** Start Records shown **

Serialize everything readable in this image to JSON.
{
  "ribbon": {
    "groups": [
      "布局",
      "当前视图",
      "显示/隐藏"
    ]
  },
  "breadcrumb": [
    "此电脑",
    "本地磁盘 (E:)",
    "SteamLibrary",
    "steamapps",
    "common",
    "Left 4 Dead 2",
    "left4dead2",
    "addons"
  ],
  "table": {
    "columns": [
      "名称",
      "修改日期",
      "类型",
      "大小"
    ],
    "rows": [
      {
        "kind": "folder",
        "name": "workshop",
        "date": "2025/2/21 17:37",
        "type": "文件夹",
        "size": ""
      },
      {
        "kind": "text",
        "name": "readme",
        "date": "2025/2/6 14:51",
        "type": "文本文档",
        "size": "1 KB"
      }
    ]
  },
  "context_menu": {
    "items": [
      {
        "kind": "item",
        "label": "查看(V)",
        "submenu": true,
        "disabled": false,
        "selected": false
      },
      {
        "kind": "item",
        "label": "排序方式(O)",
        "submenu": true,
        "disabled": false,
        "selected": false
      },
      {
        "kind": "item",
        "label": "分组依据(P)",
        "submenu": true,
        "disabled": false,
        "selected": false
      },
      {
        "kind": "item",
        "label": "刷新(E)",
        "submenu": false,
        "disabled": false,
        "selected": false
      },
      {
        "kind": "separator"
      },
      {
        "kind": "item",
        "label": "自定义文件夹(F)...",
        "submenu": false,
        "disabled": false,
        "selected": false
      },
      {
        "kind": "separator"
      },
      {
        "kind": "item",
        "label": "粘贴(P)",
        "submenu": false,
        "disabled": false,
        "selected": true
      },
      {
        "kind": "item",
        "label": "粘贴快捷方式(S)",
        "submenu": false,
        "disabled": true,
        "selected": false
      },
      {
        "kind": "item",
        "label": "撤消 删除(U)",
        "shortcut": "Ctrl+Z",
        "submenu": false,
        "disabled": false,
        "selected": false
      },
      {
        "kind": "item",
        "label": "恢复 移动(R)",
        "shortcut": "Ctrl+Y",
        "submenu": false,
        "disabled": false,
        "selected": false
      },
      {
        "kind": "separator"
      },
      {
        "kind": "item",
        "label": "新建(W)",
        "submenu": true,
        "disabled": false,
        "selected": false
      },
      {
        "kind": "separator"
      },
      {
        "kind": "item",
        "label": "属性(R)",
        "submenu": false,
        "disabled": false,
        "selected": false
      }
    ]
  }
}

** End Records shown **

What you will do: Pick out every line of the listing containing the word "label", and show those lines.

Task response:
        "label": "查看(V)",
        "label": "排序方式(O)",
        "label": "分组依据(P)",
        "label": "刷新(E)",
        "label": "自定义文件夹(F)...",
        "label": "粘贴(P)",
        "label": "粘贴快捷方式(S)",
        "label": "撤消 删除(U)",
        "label": "恢复 移动(R)",
        "label": "新建(W)",
        "label": "属性(R)",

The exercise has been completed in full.